• [O que fazer]
No trecho sobre a origem do código de barras, em que projeto Joseph Woodland trabalhou durante a 2ª Guerra?

• [Trecho da página]
+++

Como o código de
barras, nascido na praia, mudou a economia global
Há duas maneiras contar a história do surgimento do
código de barras.
A
primeira delas descreve um momentos clássico de brilho criativo.
Em
1948, Joseph Woodland, um estudante de pós-graduação do Instituto Drexal, nos Estados
Unidos, estava às voltas com uma questão apresentada por um comerciante local.
Havia
alguma maneira de agilizar o pagamento em lojas ao automatizar o tedioso
processo de registro manual de cada produto vendido?
Woodland
era um jovem inteligente. Durante a 2ª Guerra, havia trabalhado no Projeto
Manhattan, que criou a bomba atômica. Também tinha desenvolvido um sistema
melhor de tocar música no elevador.

+++

• [Dados registrados]
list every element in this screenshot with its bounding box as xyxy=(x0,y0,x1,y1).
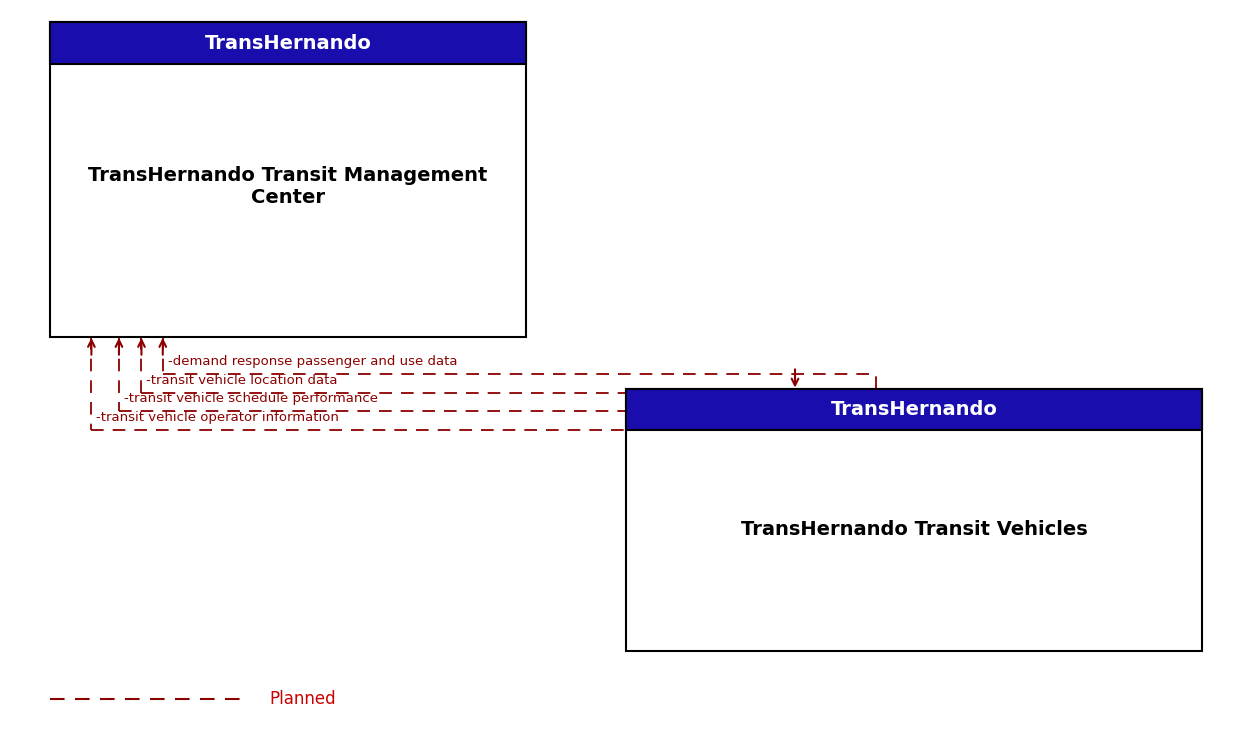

+++

• [Resposta]
No Projeto Manhattan, que criou a bomba atômica.